Records follow. Select each line holding "garanties".
***** Excerpted data *****
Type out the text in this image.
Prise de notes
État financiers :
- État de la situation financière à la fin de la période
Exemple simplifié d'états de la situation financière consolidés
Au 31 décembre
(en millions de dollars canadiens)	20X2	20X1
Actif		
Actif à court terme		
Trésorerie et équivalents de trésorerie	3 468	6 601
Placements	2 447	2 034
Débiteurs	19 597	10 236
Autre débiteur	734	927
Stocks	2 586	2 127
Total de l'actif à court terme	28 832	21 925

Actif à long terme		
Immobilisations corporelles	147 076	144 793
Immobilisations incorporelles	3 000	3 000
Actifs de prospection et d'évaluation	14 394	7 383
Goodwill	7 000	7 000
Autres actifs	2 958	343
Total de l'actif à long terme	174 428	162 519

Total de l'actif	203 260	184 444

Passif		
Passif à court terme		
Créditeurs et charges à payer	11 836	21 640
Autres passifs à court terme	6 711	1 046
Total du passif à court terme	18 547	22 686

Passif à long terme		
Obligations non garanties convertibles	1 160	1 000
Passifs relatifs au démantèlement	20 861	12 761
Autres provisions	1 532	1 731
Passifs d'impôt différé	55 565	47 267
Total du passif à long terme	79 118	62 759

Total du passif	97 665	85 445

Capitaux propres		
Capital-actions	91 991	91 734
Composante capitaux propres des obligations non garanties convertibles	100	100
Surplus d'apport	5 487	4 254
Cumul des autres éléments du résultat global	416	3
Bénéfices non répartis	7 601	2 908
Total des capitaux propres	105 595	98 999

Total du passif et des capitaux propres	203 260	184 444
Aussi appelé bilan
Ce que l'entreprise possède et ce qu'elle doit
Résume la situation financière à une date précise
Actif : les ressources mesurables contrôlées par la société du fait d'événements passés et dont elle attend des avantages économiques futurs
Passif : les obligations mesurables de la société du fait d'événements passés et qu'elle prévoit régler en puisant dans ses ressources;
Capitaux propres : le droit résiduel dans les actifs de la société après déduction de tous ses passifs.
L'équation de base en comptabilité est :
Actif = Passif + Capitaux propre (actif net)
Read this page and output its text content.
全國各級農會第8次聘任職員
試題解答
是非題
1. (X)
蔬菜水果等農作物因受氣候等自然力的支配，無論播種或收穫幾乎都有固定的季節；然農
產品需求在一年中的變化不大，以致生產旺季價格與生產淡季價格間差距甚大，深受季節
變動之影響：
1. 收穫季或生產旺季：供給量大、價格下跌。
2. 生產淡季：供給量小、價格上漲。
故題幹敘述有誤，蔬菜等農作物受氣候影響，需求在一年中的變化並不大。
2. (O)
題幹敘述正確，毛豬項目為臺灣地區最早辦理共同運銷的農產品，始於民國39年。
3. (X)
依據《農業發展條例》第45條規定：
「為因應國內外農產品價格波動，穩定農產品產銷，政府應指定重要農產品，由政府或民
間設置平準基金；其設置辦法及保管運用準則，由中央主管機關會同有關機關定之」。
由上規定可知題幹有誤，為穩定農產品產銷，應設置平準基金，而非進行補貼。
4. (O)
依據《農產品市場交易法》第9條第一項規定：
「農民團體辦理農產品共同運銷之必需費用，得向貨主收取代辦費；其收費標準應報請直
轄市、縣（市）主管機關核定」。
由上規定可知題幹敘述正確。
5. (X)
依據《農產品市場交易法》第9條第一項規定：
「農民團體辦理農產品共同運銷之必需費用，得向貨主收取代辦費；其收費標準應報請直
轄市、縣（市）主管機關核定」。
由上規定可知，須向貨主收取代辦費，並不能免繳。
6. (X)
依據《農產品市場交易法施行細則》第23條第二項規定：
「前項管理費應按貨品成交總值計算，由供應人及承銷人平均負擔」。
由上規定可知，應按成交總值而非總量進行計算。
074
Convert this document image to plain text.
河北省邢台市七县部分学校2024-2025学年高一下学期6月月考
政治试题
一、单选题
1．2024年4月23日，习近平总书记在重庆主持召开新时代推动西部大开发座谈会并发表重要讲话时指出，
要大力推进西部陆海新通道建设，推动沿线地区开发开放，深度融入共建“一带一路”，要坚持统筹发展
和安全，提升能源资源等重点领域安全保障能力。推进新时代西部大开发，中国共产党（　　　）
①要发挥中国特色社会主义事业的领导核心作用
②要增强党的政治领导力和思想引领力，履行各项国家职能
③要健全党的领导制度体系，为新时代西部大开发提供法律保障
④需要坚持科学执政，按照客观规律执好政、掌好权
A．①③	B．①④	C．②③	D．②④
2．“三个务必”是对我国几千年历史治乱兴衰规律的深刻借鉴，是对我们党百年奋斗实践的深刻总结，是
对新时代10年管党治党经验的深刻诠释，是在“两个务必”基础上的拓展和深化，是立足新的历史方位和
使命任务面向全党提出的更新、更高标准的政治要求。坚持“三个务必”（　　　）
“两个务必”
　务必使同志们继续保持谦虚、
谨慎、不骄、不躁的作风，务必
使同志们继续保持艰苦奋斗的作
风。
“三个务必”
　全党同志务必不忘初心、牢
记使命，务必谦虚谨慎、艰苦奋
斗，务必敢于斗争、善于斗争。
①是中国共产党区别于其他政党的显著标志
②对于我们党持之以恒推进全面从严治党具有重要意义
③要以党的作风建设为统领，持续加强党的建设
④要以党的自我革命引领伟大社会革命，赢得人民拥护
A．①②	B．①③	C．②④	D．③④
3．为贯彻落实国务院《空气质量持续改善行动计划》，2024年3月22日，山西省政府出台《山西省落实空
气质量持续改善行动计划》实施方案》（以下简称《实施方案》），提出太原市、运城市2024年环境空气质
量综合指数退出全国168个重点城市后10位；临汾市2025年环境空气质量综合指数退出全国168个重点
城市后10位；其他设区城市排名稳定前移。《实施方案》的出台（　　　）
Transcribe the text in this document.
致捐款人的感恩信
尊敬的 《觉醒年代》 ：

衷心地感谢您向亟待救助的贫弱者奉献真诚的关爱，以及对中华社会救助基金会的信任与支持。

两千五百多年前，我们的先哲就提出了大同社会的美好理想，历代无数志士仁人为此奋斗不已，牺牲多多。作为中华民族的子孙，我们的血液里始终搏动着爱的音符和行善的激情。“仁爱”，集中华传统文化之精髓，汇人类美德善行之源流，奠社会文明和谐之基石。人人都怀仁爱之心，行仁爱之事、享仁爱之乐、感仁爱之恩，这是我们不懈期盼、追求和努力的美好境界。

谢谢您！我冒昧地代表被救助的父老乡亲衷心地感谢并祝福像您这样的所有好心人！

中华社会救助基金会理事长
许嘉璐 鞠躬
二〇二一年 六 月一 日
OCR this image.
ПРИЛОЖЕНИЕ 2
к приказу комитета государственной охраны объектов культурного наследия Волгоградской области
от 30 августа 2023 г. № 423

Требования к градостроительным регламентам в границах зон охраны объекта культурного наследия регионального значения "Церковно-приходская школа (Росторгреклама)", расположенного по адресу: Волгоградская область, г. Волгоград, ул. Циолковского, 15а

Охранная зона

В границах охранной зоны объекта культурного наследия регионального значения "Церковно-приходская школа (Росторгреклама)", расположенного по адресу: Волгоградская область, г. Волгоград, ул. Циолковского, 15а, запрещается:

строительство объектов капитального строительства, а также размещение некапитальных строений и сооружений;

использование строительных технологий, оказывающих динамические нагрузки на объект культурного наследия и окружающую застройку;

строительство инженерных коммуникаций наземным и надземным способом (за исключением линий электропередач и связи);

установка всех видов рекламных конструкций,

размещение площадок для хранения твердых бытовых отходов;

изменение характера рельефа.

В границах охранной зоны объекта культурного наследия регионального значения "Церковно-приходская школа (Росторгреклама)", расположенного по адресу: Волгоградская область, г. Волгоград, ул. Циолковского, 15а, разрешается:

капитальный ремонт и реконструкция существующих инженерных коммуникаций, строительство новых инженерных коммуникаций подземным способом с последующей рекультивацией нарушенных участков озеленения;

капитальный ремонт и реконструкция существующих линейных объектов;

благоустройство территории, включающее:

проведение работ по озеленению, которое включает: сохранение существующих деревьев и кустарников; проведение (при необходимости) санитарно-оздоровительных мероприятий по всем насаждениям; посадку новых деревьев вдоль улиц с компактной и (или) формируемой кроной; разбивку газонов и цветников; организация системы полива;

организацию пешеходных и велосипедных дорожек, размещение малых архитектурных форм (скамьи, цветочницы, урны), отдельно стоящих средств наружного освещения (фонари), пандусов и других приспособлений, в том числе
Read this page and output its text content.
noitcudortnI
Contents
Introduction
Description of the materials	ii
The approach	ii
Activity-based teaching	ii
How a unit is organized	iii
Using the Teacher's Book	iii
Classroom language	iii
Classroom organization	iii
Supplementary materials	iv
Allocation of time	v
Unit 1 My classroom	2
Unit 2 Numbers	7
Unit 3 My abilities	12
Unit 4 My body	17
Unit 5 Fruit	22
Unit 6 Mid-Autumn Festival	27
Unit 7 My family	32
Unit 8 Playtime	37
*****
» Expected answer
Obligations non garanties convertibles	1 160	1 000
Composante capitaux propres des obligations non garanties convertibles	100	100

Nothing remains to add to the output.